═══ Raw data

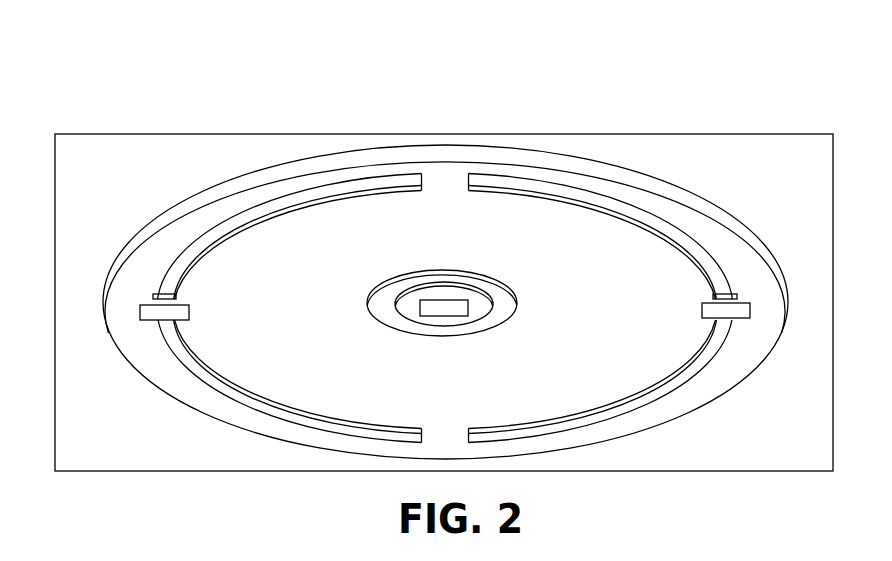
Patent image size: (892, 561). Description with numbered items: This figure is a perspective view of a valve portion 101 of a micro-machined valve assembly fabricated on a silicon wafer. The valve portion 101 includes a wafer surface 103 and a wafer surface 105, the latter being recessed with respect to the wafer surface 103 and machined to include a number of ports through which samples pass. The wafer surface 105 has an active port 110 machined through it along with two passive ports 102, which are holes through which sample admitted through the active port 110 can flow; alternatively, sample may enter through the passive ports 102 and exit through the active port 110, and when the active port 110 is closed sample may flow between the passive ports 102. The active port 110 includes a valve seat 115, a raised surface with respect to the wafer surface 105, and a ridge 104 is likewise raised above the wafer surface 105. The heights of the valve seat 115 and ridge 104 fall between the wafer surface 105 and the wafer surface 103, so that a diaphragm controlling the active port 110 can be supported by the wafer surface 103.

The valve portion 101 is at (133, 103).
The passive ports 102 is at (190, 310).
The wafer surface 103 is at (125, 180).
The ridge 104 is at (612, 210).
The wafer surface 105 is at (307, 182).
The active port 110 is at (435, 316).
The valve seat 115 is at (518, 300).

══════

> _Stated task_: Reproduce the records above with "perspective view" swapped for "isometric view" throughout, leaving everything else unchanged and omitting the pictures.

> _Result of this exercise_:
Patent image size: (892, 561). Description with numbered items: This figure is a isometric view of a valve portion 101 of a micro-machined valve assembly fabricated on a silicon wafer. The valve portion 101 includes a wafer surface 103 and a wafer surface 105, the latter being recessed with respect to the wafer surface 103 and machined to include a number of ports through which samples pass. The wafer surface 105 has an active port 110 machined through it along with two passive ports 102, which are holes through which sample admitted through the active port 110 can flow; alternatively, sample may enter through the passive ports 102 and exit through the active port 110, and when the active port 110 is closed sample may flow between the passive ports 102. The active port 110 includes a valve seat 115, a raised surface with respect to the wafer surface 105, and a ridge 104 is likewise raised above the wafer surface 105. The heights of the valve seat 115 and ridge 104 fall between the wafer surface 105 and the wafer surface 103, so that a diaphragm controlling the active port 110 can be supported by the wafer surface 103.

The valve portion 101 is at (133, 103).
The passive ports 102 is at (190, 310).
The wafer surface 103 is at (125, 180).
The ridge 104 is at (612, 210).
The wafer surface 105 is at (307, 182).
The active port 110 is at (435, 316).
The valve seat 115 is at (518, 300).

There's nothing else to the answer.